* START Exercise data *

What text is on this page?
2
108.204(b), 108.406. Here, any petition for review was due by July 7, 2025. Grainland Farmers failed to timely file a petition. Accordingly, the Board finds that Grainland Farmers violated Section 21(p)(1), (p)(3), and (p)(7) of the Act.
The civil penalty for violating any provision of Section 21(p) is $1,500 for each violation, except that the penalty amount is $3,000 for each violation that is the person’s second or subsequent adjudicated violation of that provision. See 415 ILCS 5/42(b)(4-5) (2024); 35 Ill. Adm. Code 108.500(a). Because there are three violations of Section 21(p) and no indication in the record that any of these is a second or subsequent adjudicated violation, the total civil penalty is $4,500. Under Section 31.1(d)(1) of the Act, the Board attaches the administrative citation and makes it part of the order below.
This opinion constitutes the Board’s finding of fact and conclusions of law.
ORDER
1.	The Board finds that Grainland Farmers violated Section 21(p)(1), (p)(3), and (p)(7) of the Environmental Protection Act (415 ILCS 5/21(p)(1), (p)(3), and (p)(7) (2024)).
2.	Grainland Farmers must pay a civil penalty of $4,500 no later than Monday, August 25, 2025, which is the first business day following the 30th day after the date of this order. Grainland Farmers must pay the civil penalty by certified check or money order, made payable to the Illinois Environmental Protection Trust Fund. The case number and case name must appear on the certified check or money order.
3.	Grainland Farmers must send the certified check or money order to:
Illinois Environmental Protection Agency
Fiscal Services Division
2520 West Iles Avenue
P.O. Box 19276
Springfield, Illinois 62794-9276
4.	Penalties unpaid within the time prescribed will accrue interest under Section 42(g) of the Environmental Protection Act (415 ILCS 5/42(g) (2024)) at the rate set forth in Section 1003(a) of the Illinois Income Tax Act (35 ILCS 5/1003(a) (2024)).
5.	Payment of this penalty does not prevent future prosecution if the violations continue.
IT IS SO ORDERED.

* END Exercise data *
* START Exercise data *

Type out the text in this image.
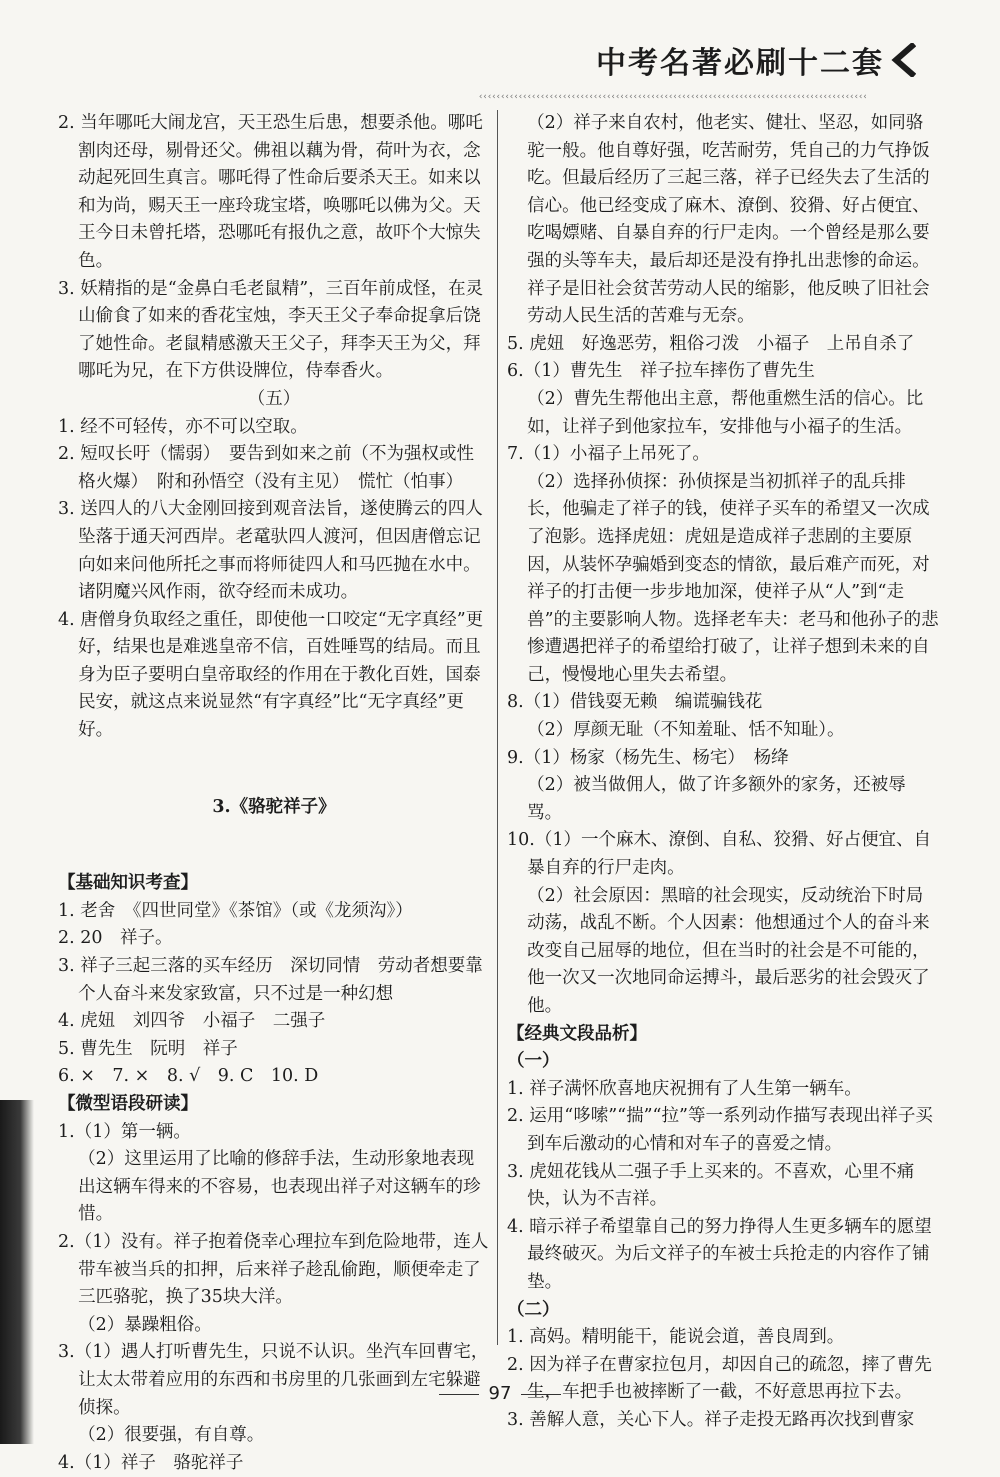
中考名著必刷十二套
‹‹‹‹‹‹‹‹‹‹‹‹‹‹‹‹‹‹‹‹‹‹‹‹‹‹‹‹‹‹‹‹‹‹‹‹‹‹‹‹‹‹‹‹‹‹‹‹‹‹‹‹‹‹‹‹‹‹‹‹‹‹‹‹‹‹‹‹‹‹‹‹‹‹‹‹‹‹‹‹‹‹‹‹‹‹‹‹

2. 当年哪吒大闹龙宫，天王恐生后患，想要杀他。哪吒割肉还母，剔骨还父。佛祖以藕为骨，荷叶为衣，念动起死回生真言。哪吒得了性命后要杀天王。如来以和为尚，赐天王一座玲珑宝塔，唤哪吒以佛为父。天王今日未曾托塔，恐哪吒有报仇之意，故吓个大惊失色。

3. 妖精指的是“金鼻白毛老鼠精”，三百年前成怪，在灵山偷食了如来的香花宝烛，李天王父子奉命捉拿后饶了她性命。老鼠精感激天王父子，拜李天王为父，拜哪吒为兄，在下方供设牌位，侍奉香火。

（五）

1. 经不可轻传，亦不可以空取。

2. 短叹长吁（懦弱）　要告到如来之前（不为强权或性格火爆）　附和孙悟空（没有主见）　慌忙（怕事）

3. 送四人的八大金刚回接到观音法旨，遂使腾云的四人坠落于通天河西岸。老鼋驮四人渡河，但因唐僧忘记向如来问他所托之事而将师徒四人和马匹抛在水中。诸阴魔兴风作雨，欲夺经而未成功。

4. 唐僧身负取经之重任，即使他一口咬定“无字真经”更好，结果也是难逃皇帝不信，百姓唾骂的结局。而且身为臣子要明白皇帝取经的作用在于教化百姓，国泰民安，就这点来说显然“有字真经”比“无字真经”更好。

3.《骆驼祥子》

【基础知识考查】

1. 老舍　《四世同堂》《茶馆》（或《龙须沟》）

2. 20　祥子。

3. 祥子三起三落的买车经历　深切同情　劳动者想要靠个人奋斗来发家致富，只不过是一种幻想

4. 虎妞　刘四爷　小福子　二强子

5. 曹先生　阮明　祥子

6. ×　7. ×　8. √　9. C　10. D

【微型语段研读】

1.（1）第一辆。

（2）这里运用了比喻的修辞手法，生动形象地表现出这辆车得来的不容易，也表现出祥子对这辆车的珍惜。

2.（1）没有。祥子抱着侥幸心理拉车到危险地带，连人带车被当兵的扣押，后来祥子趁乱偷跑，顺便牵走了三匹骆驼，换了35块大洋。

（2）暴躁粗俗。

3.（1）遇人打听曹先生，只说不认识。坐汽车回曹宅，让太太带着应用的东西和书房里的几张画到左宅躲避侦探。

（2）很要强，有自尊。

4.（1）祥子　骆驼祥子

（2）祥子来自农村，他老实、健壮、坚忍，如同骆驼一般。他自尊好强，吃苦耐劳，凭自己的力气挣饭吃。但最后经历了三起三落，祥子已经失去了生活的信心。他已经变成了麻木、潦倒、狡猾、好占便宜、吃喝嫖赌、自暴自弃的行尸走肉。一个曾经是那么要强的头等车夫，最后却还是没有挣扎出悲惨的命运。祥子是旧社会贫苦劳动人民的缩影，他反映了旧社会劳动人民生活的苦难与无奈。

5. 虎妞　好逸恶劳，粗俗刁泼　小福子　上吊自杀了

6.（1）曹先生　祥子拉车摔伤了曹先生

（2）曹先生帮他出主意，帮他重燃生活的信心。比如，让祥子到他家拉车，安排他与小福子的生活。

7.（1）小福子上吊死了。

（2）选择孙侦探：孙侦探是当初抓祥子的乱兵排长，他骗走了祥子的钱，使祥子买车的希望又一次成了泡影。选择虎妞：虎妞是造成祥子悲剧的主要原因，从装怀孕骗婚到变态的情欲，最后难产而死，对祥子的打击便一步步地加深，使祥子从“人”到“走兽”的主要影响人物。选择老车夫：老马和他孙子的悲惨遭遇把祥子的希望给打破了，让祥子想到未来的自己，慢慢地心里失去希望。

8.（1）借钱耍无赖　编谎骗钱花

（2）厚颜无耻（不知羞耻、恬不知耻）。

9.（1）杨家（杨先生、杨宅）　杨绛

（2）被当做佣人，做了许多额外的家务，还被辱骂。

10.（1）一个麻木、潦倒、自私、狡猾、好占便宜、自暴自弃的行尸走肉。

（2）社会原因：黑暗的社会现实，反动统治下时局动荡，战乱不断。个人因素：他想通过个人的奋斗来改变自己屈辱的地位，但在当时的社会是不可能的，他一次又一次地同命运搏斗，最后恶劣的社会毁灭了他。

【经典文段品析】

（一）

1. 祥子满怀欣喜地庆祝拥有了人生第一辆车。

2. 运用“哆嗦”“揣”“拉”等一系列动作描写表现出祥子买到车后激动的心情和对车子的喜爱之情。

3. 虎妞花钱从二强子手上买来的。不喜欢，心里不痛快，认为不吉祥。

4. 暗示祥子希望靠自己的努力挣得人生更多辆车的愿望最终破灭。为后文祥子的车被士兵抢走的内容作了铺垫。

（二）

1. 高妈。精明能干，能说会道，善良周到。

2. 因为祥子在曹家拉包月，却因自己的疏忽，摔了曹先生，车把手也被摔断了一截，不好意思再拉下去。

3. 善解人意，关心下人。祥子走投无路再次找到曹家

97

* END Exercise data *
* START Exercise data *

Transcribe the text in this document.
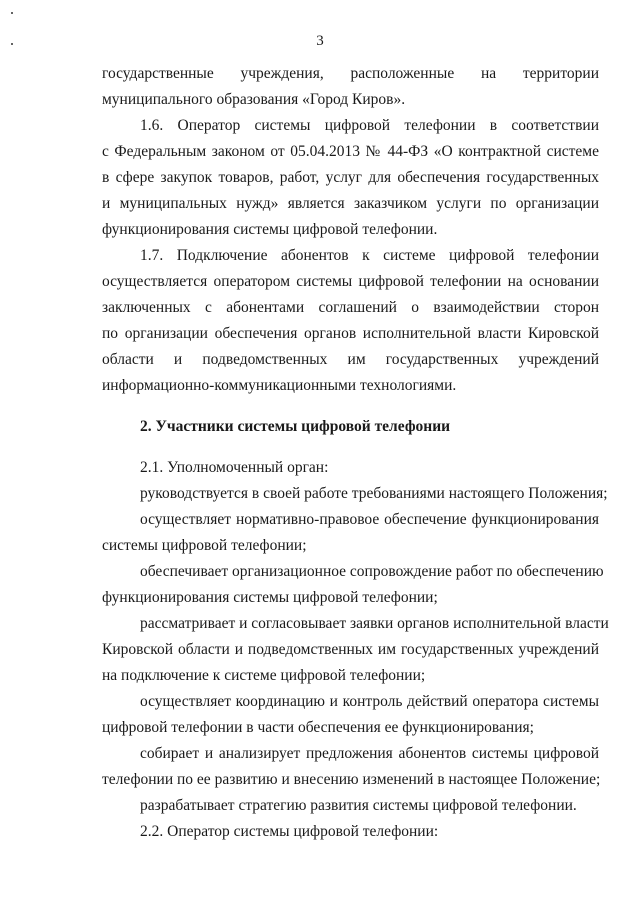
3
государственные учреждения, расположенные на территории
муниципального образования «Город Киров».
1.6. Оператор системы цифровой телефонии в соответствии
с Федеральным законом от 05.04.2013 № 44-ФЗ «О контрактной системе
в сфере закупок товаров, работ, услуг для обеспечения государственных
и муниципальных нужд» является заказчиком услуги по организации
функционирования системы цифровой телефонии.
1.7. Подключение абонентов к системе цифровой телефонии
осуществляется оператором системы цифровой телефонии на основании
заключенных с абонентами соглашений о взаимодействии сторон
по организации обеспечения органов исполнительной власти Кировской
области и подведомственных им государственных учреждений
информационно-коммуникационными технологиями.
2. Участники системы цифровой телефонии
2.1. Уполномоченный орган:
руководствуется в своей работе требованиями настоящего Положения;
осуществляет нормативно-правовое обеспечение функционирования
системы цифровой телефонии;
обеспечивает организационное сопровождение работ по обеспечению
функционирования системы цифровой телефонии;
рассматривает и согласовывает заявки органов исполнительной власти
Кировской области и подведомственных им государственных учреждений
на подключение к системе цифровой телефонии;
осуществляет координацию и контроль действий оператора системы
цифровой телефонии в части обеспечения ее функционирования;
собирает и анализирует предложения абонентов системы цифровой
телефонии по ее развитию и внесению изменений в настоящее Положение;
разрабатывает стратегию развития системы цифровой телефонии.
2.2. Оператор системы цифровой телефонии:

* END Exercise data *

● **Aim**
Locate all lines that include the word "обеспечения" and copy them out.

● **Final result**
в сфере закупок товаров, работ, услуг для обеспечения государственных
по организации обеспечения органов исполнительной власти Кировской
цифровой телефонии в части обеспечения ее функционирования;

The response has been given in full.